• _SET PROBLEM_
Render the listing below as a Markdown table with the columns Row and Entry, numbering each line and skipping blank lines. Leave the pictures out of the table.

• _MATERIAL PROVIDED_
______________________________
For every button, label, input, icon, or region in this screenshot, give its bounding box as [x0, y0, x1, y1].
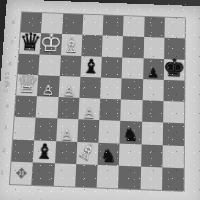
square-h4 — [163, 101, 184, 124]
square-b6 — [39, 54, 61, 76]
square-c7: ♗ — [60, 34, 82, 55]
square-h5 — [163, 80, 184, 102]
square-a5: ♕ — [16, 74, 38, 96]
square-b3 — [34, 118, 57, 141]
square-a8 — [21, 12, 43, 33]
file-label-c: c — [62, 199, 65, 200]
file-label-a: a — [18, 197, 22, 200]
square-g4 — [142, 100, 164, 122]
square-g2 — [141, 144, 163, 167]
square-g7 — [143, 37, 164, 58]
square-e3 — [98, 120, 120, 143]
square-d2: ♗ — [76, 141, 98, 164]
piece-bB-b2: ♝ — [34, 141, 54, 163]
piece-wP-c5: ♙ — [62, 84, 75, 98]
piece-wB-c7: ♗ — [62, 35, 81, 55]
photo-background: CHESS 87654321 abcdefgh ♛♔♗♝♟♚♕♙♙♙♙♞♝♗♞✥ — [0, 0, 200, 200]
piece-bK-h6: ♚ — [163, 55, 186, 80]
square-a7: ♛ — [19, 33, 41, 54]
square-b4 — [36, 96, 58, 118]
piece-bP-g6: ♟ — [147, 66, 160, 80]
square-h6: ♚ — [164, 59, 185, 81]
square-f4 — [120, 99, 142, 121]
square-c3: ♙ — [56, 119, 78, 142]
square-e4 — [99, 99, 121, 121]
square-e8 — [103, 15, 124, 36]
square-b5: ♙ — [37, 75, 59, 97]
square-c1 — [53, 163, 76, 187]
rank-label-7: 7 — [10, 40, 13, 46]
square-c8 — [62, 14, 83, 35]
square-c4 — [57, 97, 79, 119]
rank-label-1: 1 — [0, 169, 4, 175]
square-d6: ♝ — [80, 56, 102, 78]
square-f1 — [118, 166, 140, 190]
piece-bB-d6: ♝ — [81, 57, 100, 77]
piece-wP-c3: ♙ — [60, 127, 73, 141]
square-g3 — [141, 122, 163, 145]
rank-label-8: 8 — [12, 19, 15, 25]
square-d5 — [79, 77, 101, 99]
square-d1 — [75, 164, 98, 188]
square-h1 — [162, 167, 184, 191]
square-a4 — [15, 95, 37, 117]
piece-bN-e2: ♞ — [100, 147, 117, 166]
square-a3 — [13, 117, 36, 140]
square-d4: ♙ — [78, 98, 100, 120]
square-e1 — [97, 165, 119, 189]
square-f6 — [122, 57, 143, 79]
rank-label-5: 5 — [7, 82, 11, 88]
square-e5 — [100, 77, 122, 99]
square-h2 — [162, 145, 184, 168]
square-a2 — [12, 139, 35, 162]
square-h7 — [164, 38, 185, 59]
square-h3 — [163, 123, 185, 146]
square-e7 — [102, 36, 123, 57]
square-b7: ♔ — [40, 33, 62, 54]
square-f8 — [123, 16, 144, 37]
rank-label-6: 6 — [8, 61, 12, 67]
rank-label-4: 4 — [5, 103, 9, 109]
piece-bQ-a7: ♛ — [18, 29, 42, 54]
piece-wP-b5: ♙ — [41, 83, 54, 97]
rank-label-2: 2 — [2, 147, 6, 153]
square-b8 — [41, 13, 63, 34]
square-c6 — [59, 55, 81, 77]
rank-label-3: 3 — [4, 125, 8, 131]
square-g1 — [140, 166, 162, 190]
chess-board: ♛♔♗♝♟♚♕♙♙♙♙♞♝♗♞✥ — [10, 12, 185, 190]
square-f5 — [121, 78, 143, 100]
square-g5 — [142, 79, 163, 101]
file-labels: abcdefgh — [9, 195, 184, 200]
file-label-b: b — [40, 198, 44, 200]
piece-wK-b7: ♔ — [39, 30, 63, 55]
piece-bN-f3: ♞ — [122, 125, 139, 143]
file-label-d: d — [84, 199, 88, 200]
square-a1: ✥ — [10, 161, 33, 185]
square-g8 — [144, 17, 165, 38]
square-d3 — [77, 119, 99, 142]
square-f3: ♞ — [120, 121, 142, 144]
square-h8 — [164, 18, 185, 39]
chess-board-frame: CHESS 87654321 abcdefgh ♛♔♗♝♟♚♕♙♙♙♙♞♝♗♞✥ — [0, 0, 200, 200]
square-c2 — [55, 141, 78, 164]
piece-wP-d4: ♙ — [82, 106, 95, 120]
square-f7 — [123, 36, 144, 57]
square-e2: ♞ — [98, 142, 120, 165]
piece-wQ-a5: ♕ — [15, 71, 40, 97]
square-c5: ♙ — [58, 76, 80, 98]
square-f2 — [119, 143, 141, 166]
square-e6 — [101, 56, 123, 78]
square-a6 — [18, 53, 40, 75]
square-d8 — [82, 15, 103, 36]
square-d7 — [81, 35, 102, 56]
corner-ornament-icon: ✥ — [15, 165, 28, 182]
square-g6: ♟ — [143, 58, 164, 80]
square-b2: ♝ — [33, 140, 56, 163]
square-b1 — [32, 162, 55, 186]
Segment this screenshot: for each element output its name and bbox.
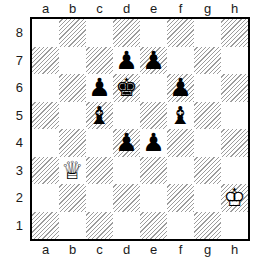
______________________________
• _FULL ANSWER_
| Row | Entry |
|---|---|
| 1 | For every button, label, input, icon, or region in this screenshot, give its bounding box as [x0, y0, x1, y1]. |
| 2 | square-h4 — [163, 101, 184, 124] |
| 3 | square-b6 — [39, 54, 61, 76] |
| 4 | square-c7: ♗ — [60, 34, 82, 55] |
| 5 | square-h5 — [163, 80, 184, 102] |
| 6 | square-a5: ♕ — [16, 74, 38, 96] |
| 7 | square-b3 — [34, 118, 57, 141] |
| 8 | square-a8 — [21, 12, 43, 33] |
| 9 | file-label-c: c — [62, 199, 65, 200] |
| 10 | file-label-a: a — [18, 197, 22, 200] |
| 11 | square-g4 — [142, 100, 164, 122] |
| 12 | square-g2 — [141, 144, 163, 167] |
| 13 | square-g7 — [143, 37, 164, 58] |
| 14 | square-e3 — [98, 120, 120, 143] |
| 15 | square-d2: ♗ — [76, 141, 98, 164] |
| 16 | piece-bB-b2: ♝ — [34, 141, 54, 163] |
| 17 | piece-wP-c5: ♙ — [62, 84, 75, 98] |
| 18 | piece-wB-c7: ♗ — [62, 35, 81, 55] |
| 19 | photo-background: CHESS 87654321 abcdefgh ♛♔♗♝♟♚♕♙♙♙♙♞♝♗♞✥ — [0, 0, 200, 200] |
| 20 | piece-bK-h6: ♚ — [163, 55, 186, 80] |
| 21 | square-a7: ♛ — [19, 33, 41, 54] |
| 22 | square-b4 — [36, 96, 58, 118] |
| 23 | piece-bP-g6: ♟ — [147, 66, 160, 80] |
| 24 | square-h6: ♚ — [164, 59, 185, 81] |
| 25 | square-f4 — [120, 99, 142, 121] |
| 26 | square-c3: ♙ — [56, 119, 78, 142] |
| 27 | square-e4 — [99, 99, 121, 121] |
| 28 | square-e8 — [103, 15, 124, 36] |
| 29 | square-b5: ♙ — [37, 75, 59, 97] |
| 30 | square-c1 — [53, 163, 76, 187] |
| 31 | rank-label-7: 7 — [10, 40, 13, 46] |
| 32 | square-c8 — [62, 14, 83, 35] |
| 33 | square-c4 — [57, 97, 79, 119] |
| 34 | rank-label-1: 1 — [0, 169, 4, 175] |
| 35 | square-d6: ♝ — [80, 56, 102, 78] |
| 36 | square-f1 — [118, 166, 140, 190] |
| 37 | piece-bB-d6: ♝ — [81, 57, 100, 77] |
| 38 | piece-wP-c3: ♙ — [60, 127, 73, 141] |
| 39 | square-g3 — [141, 122, 163, 145] |
| 40 | rank-label-8: 8 — [12, 19, 15, 25] |
| 41 | square-d5 — [79, 77, 101, 99] |
| 42 | square-d1 — [75, 164, 98, 188] |
| 43 | square-h1 — [162, 167, 184, 191] |
| 44 | square-a4 — [15, 95, 37, 117] |
| 45 | piece-bN-e2: ♞ — [100, 147, 117, 166] |
| 46 | square-a3 — [13, 117, 36, 140] |
| 47 | square-d4: ♙ — [78, 98, 100, 120] |
| 48 | square-e1 — [97, 165, 119, 189] |
| 49 | square-f6 — [122, 57, 143, 79] |
| 50 | rank-label-5: 5 — [7, 82, 11, 88] |
| 51 | square-e5 — [100, 77, 122, 99] |
| 52 | square-h2 — [162, 145, 184, 168] |
| 53 | square-a2 — [12, 139, 35, 162] |
| 54 | square-h7 — [164, 38, 185, 59] |
| 55 | square-h3 — [163, 123, 185, 146] |
| 56 | square-e7 — [102, 36, 123, 57] |
| 57 | square-b7: ♔ — [40, 33, 62, 54] |
| 58 | square-f8 — [123, 16, 144, 37] |
| 59 | rank-label-6: 6 — [8, 61, 12, 67] |
| 60 | rank-label-4: 4 — [5, 103, 9, 109] |
| 61 | piece-bQ-a7: ♛ — [18, 29, 42, 54] |
| 62 | piece-wP-b5: ♙ — [41, 83, 54, 97] |
| 63 | rank-label-2: 2 — [2, 147, 6, 153] |
| 64 | square-b8 — [41, 13, 63, 34] |
| 65 | square-c6 — [59, 55, 81, 77] |
| 66 | rank-label-3: 3 — [4, 125, 8, 131] |
| 67 | square-g1 — [140, 166, 162, 190] |
| 68 | chess-board: ♛♔♗♝♟♚♕♙♙♙♙♞♝♗♞✥ — [10, 12, 185, 190] |
| 69 | square-f5 — [121, 78, 143, 100] |
| 70 | square-g5 — [142, 79, 163, 101] |
| 71 | file-labels: abcdefgh — [9, 195, 184, 200] |
| 72 | file-label-b: b — [40, 198, 44, 200] |
| 73 | piece-wK-b7: ♔ — [39, 30, 63, 55] |
| 74 | piece-bN-f3: ♞ — [122, 125, 139, 143] |
| 75 | file-label-d: d — [84, 199, 88, 200] |
| 76 | square-a1: ✥ — [10, 161, 33, 185] |
| 77 | square-g8 — [144, 17, 165, 38] |
| 78 | square-d3 — [77, 119, 99, 142] |
| 79 | square-f3: ♞ — [120, 121, 142, 144] |
| 80 | square-h8 — [164, 18, 185, 39] |
| 81 | chess-board-frame: CHESS 87654321 abcdefgh ♛♔♗♝♟♚♕♙♙♙♙♞♝♗♞✥ — [0, 0, 200, 200] |
| 82 | square-c2 — [55, 141, 78, 164] |
| 83 | piece-wP-d4: ♙ — [82, 106, 95, 120] |
| 84 | square-f7 — [123, 36, 144, 57] |
| 85 | square-e2: ♞ — [98, 142, 120, 165] |
| 86 | piece-wQ-a5: ♕ — [15, 71, 40, 97] |
| 87 | square-c5: ♙ — [58, 76, 80, 98] |
| 88 | square-f2 — [119, 143, 141, 166] |
| 89 | square-e6 — [101, 56, 123, 78] |
| 90 | square-a6 — [18, 53, 40, 75] |
| 91 | square-d8 — [82, 15, 103, 36] |
| 92 | square-d7 — [81, 35, 102, 56] |
| 93 | corner-ornament-icon: ✥ — [15, 165, 28, 182] |
| 94 | square-g6: ♟ — [143, 58, 164, 80] |
| 95 | square-b2: ♝ — [33, 140, 56, 163] |
| 96 | square-b1 — [32, 162, 55, 186] |
| 97 | Segment this screenshot: for each element output its name and bbox. |